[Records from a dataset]
** Begin **

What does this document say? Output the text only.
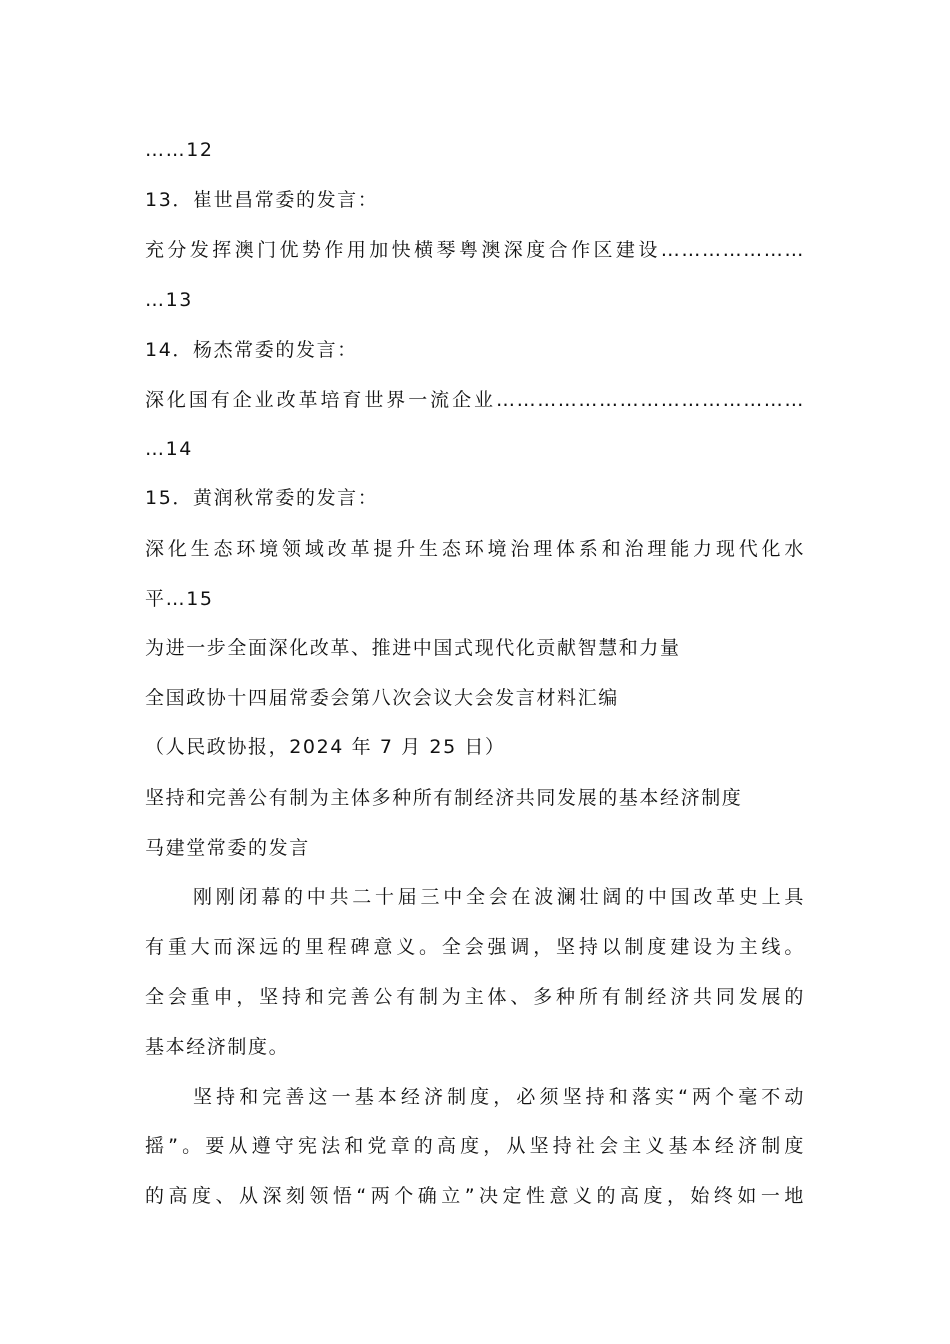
……12
13．崔世昌常委的发言：
充分发挥澳门优势作用加快横琴粤澳深度合作区建设…………………
…13
14．杨杰常委的发言：
深化国有企业改革培育世界一流企业………………………………………
…14
15．黄润秋常委的发言：
深化生态环境领域改革提升生态环境治理体系和治理能力现代化水
平…15
为进一步全面深化改革、推进中国式现代化贡献智慧和力量
全国政协十四届常委会第八次会议大会发言材料汇编
（人民政协报，2024 年 7 月 25 日）
坚持和完善公有制为主体多种所有制经济共同发展的基本经济制度
马建堂常委的发言
刚刚闭幕的中共二十届三中全会在波澜壮阔的中国改革史上具
有重大而深远的里程碑意义。全会强调，坚持以制度建设为主线。
全会重申，坚持和完善公有制为主体、多种所有制经济共同发展的
基本经济制度。
坚持和完善这一基本经济制度，必须坚持和落实“两个毫不动
摇”。要从遵守宪法和党章的高度，从坚持社会主义基本经济制度
的高度、从深刻领悟“两个确立”决定性意义的高度，始终如一地
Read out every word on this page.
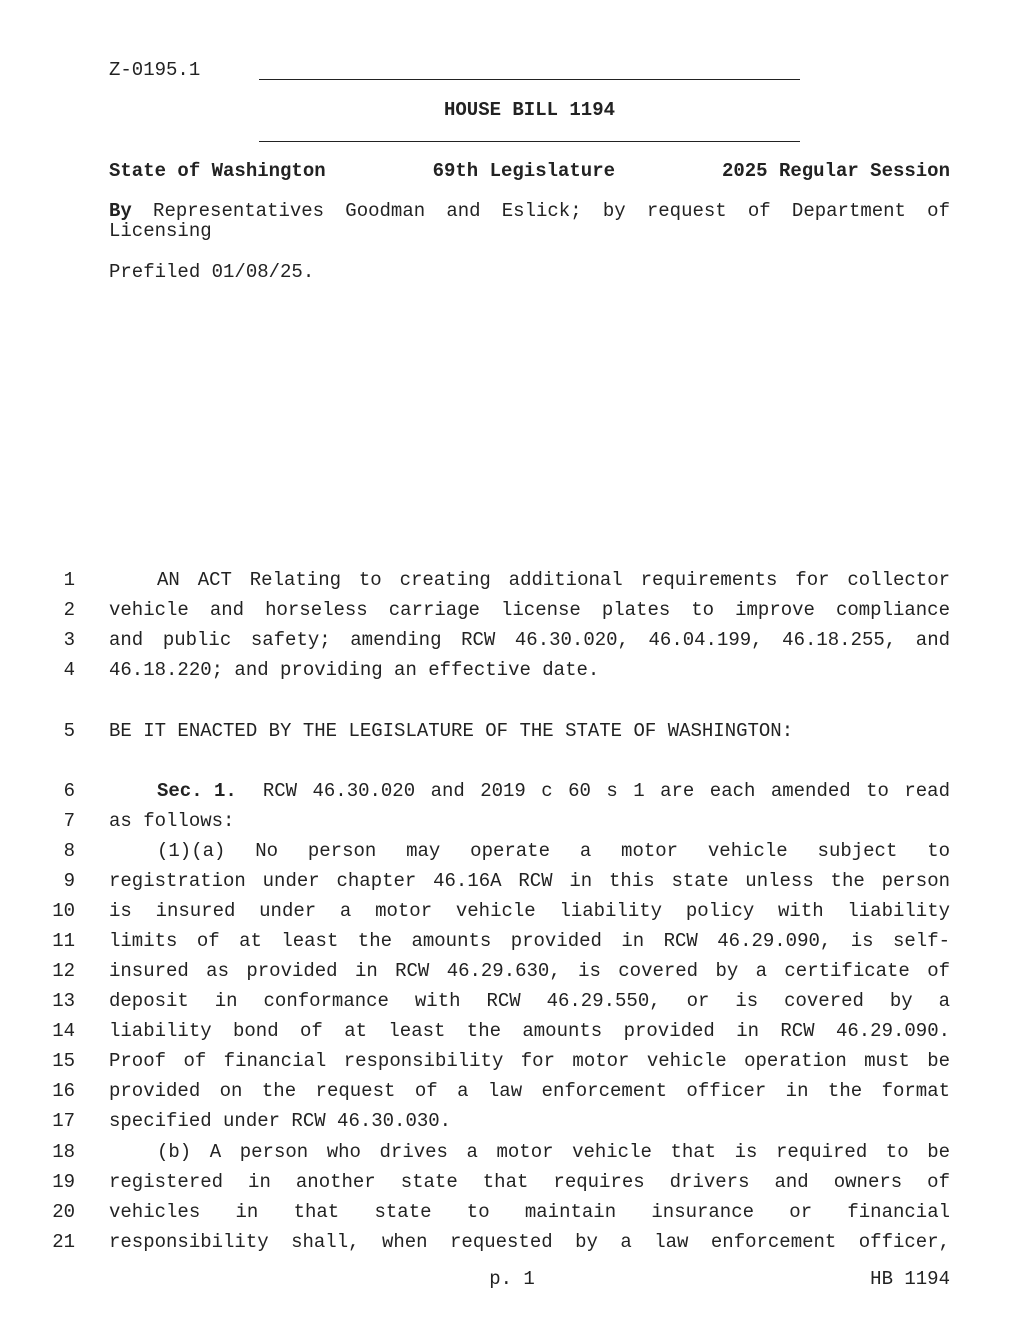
Z-0195.1
HOUSE BILL 1194
State of Washington	69th Legislature	2025 Regular Session
By Representatives Goodman and Eslick; by request of Department of Licensing
Prefiled 01/08/25.
1	AN ACT Relating to creating additional requirements for collector
2 vehicle and horseless carriage license plates to improve compliance
3 and public safety; amending RCW 46.30.020, 46.04.199, 46.18.255, and
4 46.18.220; and providing an effective date.
5 BE IT ENACTED BY THE LEGISLATURE OF THE STATE OF WASHINGTON:
6	Sec. 1. RCW 46.30.020 and 2019 c 60 s 1 are each amended to read
7 as follows:
8	(1)(a) No person may operate a motor vehicle subject to
9 registration under chapter 46.16A RCW in this state unless the person
10 is insured under a motor vehicle liability policy with liability
11 limits of at least the amounts provided in RCW 46.29.090, is self-
12 insured as provided in RCW 46.29.630, is covered by a certificate of
13 deposit in conformance with RCW 46.29.550, or is covered by a
14 liability bond of at least the amounts provided in RCW 46.29.090.
15 Proof of financial responsibility for motor vehicle operation must be
16 provided on the request of a law enforcement officer in the format
17 specified under RCW 46.30.030.
18	(b) A person who drives a motor vehicle that is required to be
19 registered in another state that requires drivers and owners of
20 vehicles in that state to maintain insurance or financial
21 responsibility shall, when requested by a law enforcement officer,
p. 1	HB 1194
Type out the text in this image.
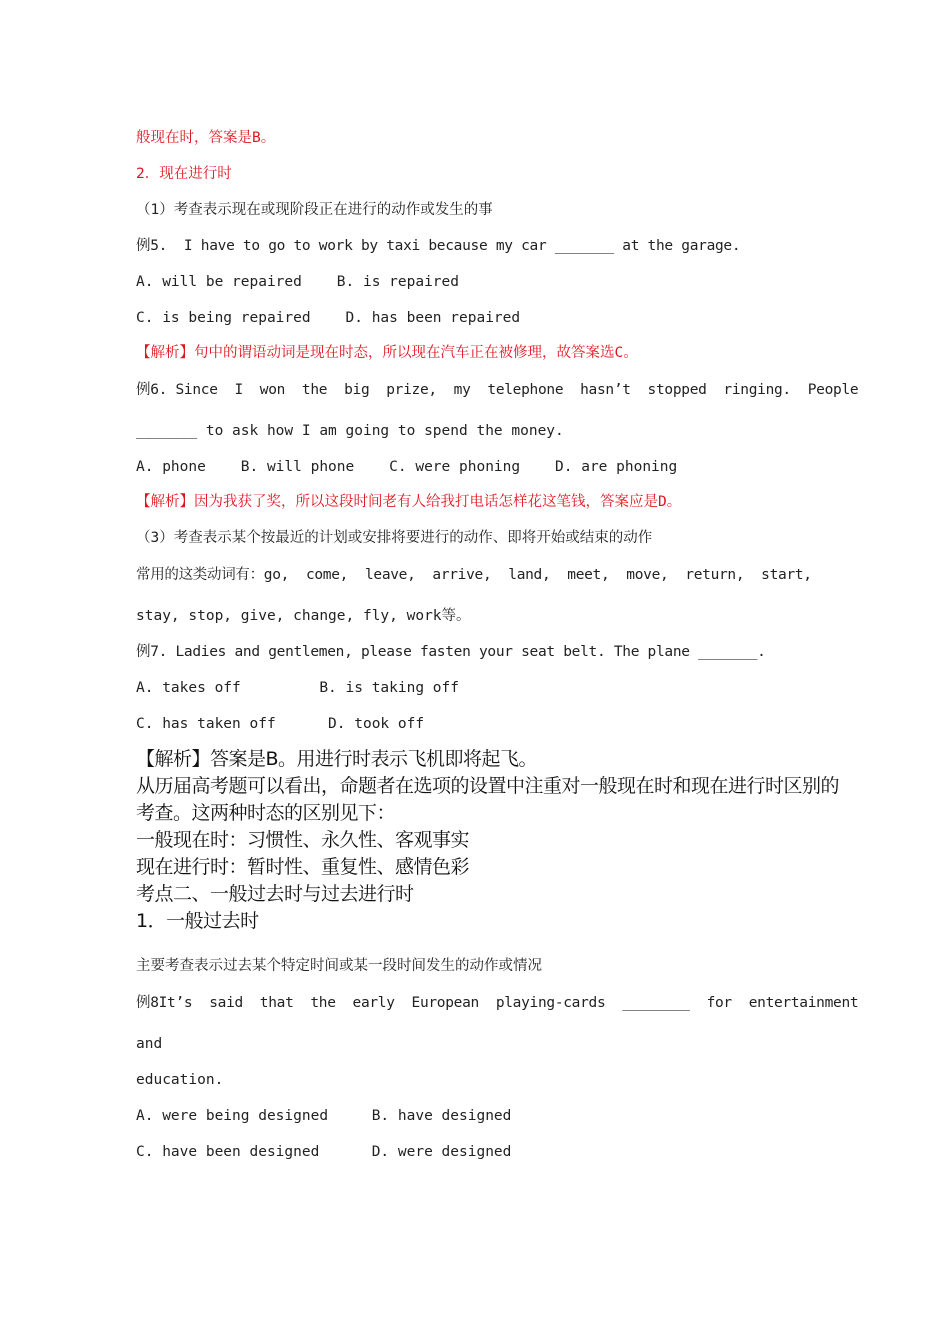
般现在时，答案是B。
2．现在进行时
（1）考查表示现在或现阶段正在进行的动作或发生的事
例5.  I have to go to work by taxi because my car _______ at the garage.
A. will be repaired    B. is repaired
C. is being repaired    D. has been repaired
【解析】句中的谓语动词是现在时态，所以现在汽车正在被修理，故答案选C。
例6. Since  I  won  the  big  prize,  my  telephone  hasn’t  stopped  ringing.  People
_______ to ask how I am going to spend the money.
A. phone    B. will phone    C. were phoning    D. are phoning
【解析】因为我获了奖，所以这段时间老有人给我打电话怎样花这笔钱，答案应是D。
（3）考查表示某个按最近的计划或安排将要进行的动作、即将开始或结束的动作
常用的这类动词有：go,  come,  leave,  arrive,  land,  meet,  move,  return,  start,
stay, stop, give, change, fly, work等。
例7. Ladies and gentlemen, please fasten your seat belt. The plane _______.
A. takes off         B. is taking off
C. has taken off      D. took off
【解析】答案是B。用进行时表示飞机即将起飞。
从历届高考题可以看出，命题者在选项的设置中注重对一般现在时和现在进行时区别的
考查。这两种时态的区别见下：
一般现在时：习惯性、永久性、客观事实
现在进行时：暂时性、重复性、感情色彩
考点二、一般过去时与过去进行时
1．一般过去时
主要考查表示过去某个特定时间或某一段时间发生的动作或情况
例8It’s  said  that  the  early  European  playing-cards  ________  for  entertainment
and
education.
A. were being designed     B. have designed
C. have been designed      D. were designed
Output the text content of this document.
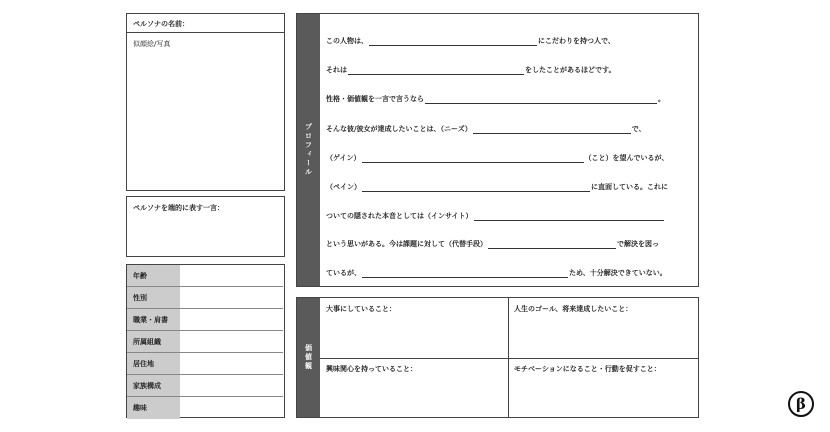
ペルソナの名前：
似顔絵/写真
ペルソナを端的に表す一言：
年齢
性別
職業・肩書
所属組織
居住地
家族構成
趣味
プロフィール
この人物は、	にこだわりを持つ人で、
それは	をしたことがあるほどです。
性格・価値観を一言で言うなら	。
そんな彼/彼女が達成したいことは、（ニーズ）	で、
（ゲイン）	（こと）を望んでいるが、
（ペイン）	に直面している。これに
ついての隠された本音としては（インサイト）
という思いがある。今は課題に対して（代替手段）	で解決を図っ
ているが、	ため、十分解決できていない。
価値観
大事にしていること：	人生のゴール、将来達成したいこと：
興味関心を持っていること：	モチベーションになること・行動を促すこと：
β
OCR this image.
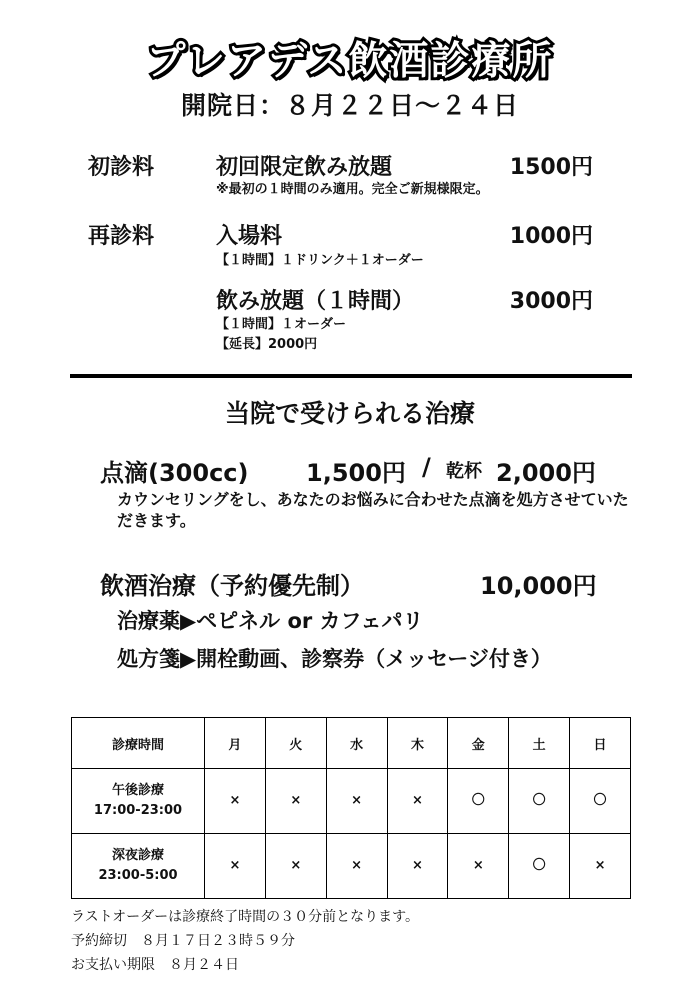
プレアデス飲酒診療所
開院日：８月２２日～２４日
初診料	初回限定飲み放題	1500円
※最初の１時間のみ適用。完全ご新規様限定。
再診料	入場料	1000円
【１時間】１ドリンク＋１オーダー
飲み放題（１時間）	3000円
【１時間】１オーダー
【延長】2000円
当院で受けられる治療
点滴(300cc) 1,500円 / 乾杯 2,000円
カウンセリングをし、あなたのお悩みに合わせた点滴を処方させていただきます。
飲酒治療（予約優先制）	10,000円
治療薬▶ペピネル or カフェパリ
処方箋▶開栓動画、診察券（メッセージ付き）
診療時間	月	火	水	木	金	土	日

午後診療
17:00-23:00	×	×	×	×	〇	〇	〇

深夜診療
23:00-5:00	×	×	×	×	×	〇	×
ラストオーダーは診療終了時間の３０分前となります。
予約締切　８月１７日２３時５９分
お支払い期限　８月２４日
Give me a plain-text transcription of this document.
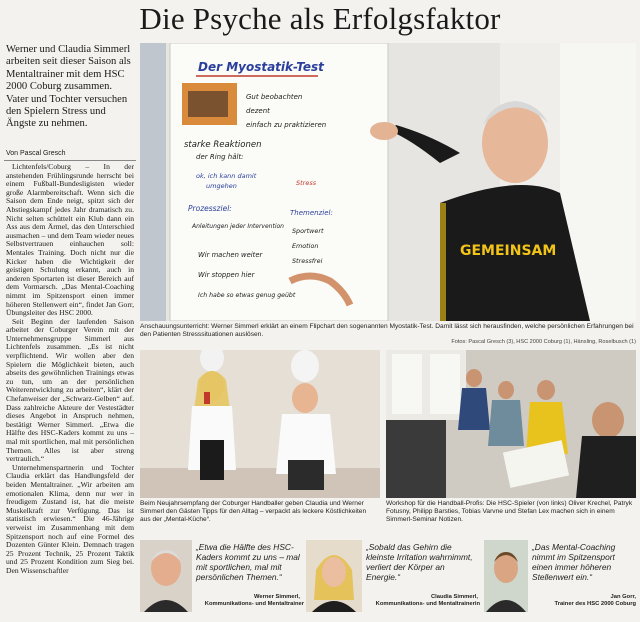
Die Psyche als Erfolgsfaktor
Werner und Claudia Simmerl arbeiten seit dieser Saison als Mentaltrainer mit dem HSC 2000 Coburg zusammen. Vater und Tochter versuchen den Spielern Stress und Ängste zu nehmen.
Von Pascal Gresch

Lichtenfels/Coburg – In der anstehenden Frühlingsrunde herrscht bei einem Fußball-Bundesligisten wieder große Alarmbereitschaft. Wenn sich die Saison dem Ende neigt, spitzt sich der Abstiegskampf jedes Jahr dramatisch zu. Nicht selten schüttelt ein Klub dann ein Ass aus dem Ärmel, das den Unterschied ausmachen – und dem Team wieder neues Selbstvertrauen einhauchen soll: Mentales Training. Doch nicht nur die Kicker haben die Wichtigkeit der geistigen Schulung erkannt, auch in anderen Sportarten ist dieser Bereich auf dem Vormarsch. „Das Mental-Coaching nimmt im Spitzensport einen immer höheren Stellenwert ein“, findet Jan Gorr, Übungsleiter des HSC 2000.

Seit Beginn der laufenden Saison arbeitet der Coburger Verein mit der Unternehmensgruppe Simmerl aus Lichtenfels zusammen. „Es ist nicht verpflichtend. Wir wollen aber den Spielern die Möglichkeit bieten, auch abseits des gewöhnlichen Trainings etwas zu tun, um an der persönlichen Weiterentwicklung zu arbeiten“, klärt der Chefanweiser der „Schwarz-Gelben“ auf. Dass zahlreiche Akteure der Vestestädter dieses Angebot in Anspruch nehmen, bestätigt Werner Simmerl. „Etwa die Hälfte des HSC-Kaders kommt zu uns – mal mit sportlichen, mal mit persönlichen Themen. Alles ist aber streng vertraulich.“

Unternehmenspartnerin und Tochter Claudia erklärt das Handlungsfeld der beiden Mentaltrainer. „Wir arbeiten am emotionalen Klima, denn nur wer in freudigem Zustand ist, hat die meiste Muskelkraft zur Verfügung. Das ist statistisch erwiesen.“ Die 46-Jährige verweist im Zusammenhang mit dem Spitzensport noch auf eine Formel des Dozenten Günter Klein. Demnach tragen 25 Prozent Technik, 25 Prozent Taktik und 25 Prozent Kondition zum Sieg bei. Den Wissenschaftler

Der Myostatik-Test
Gut beobachten
dezent
einfach zu praktizieren
starke Reaktionen
der Ring hält:
ok, ich kann damit
umgehen	Stress
Prozessziel:
Anleitungen jeder Intervention
Wir machen weiter
Wir stoppen hier
Ich habe so etwas genug geübt
Themenziel:
Sportwert
Emotion
Stressfrei
GEMEINSAM
Anschauungsunterricht: Werner Simmerl erklärt an einem Flipchart den sogenannten Myostatik-Test. Damit lässt sich herausfinden, welche persönlichen Erfahrungen bei den Patienten Stresssituationen auslösen.
Fotos: Pascal Gresch (3), HSC 2000 Coburg (1), Hänsling, Roselbusch (1)
Beim Neujahrsempfang der Coburger Handballer geben Claudia und Werner Simmerl den Gästen Tipps für den Alltag – verpackt als leckere Köstlichkeiten aus der „Mental-Küche“.
Workshop für die Handball-Profis: Die HSC-Spieler (von links) Oliver Krechel, Patryk Fotusny, Philipp Barsties, Tobias Varvne und Stefan Lex machen sich in einem Simmerl-Seminar Notizen.
„Etwa die Hälfte des HSC-Kaders kommt zu uns – mal mit sportlichen, mal mit persönlichen Themen.“
Werner Simmerl,
Kommunikations- und Mentaltrainer
„Sobald das Gehirn die kleinste Irritation wahrnimmt, verliert der Körper an Energie.“
Claudia Simmerl,
Kommunikations- und Mentaltrainerin
„Das Mental-Coaching nimmt im Spitzensport einen immer höheren Stellenwert ein.“
Jan Gorr,
Trainer des HSC 2000 Coburg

** End **

Written problem: Identify the lines of the entries containing the string "Tochter". Copy each such line.

Written response:
Werner und Claudia Simmerl arbeiten seit dieser Saison als Mentaltrainer mit dem HSC 2000 Coburg zusammen. Vater und Tochter versuchen den Spielern Stress und Ängste zu nehmen.
Unternehmenspartnerin und Tochter Claudia erklärt das Handlungsfeld der beiden Mentaltrainer. „Wir arbeiten am emotionalen Klima, denn nur wer in freudigem Zustand ist, hat die meiste Muskelkraft zur Verfügung. Das ist statistisch erwiesen.“ Die 46-Jährige verweist im Zusammenhang mit dem Spitzensport noch auf eine Formel des Dozenten Günter Klein. Demnach tragen 25 Prozent Technik, 25 Prozent Taktik und 25 Prozent Kondition zum Sieg bei. Den Wissenschaftler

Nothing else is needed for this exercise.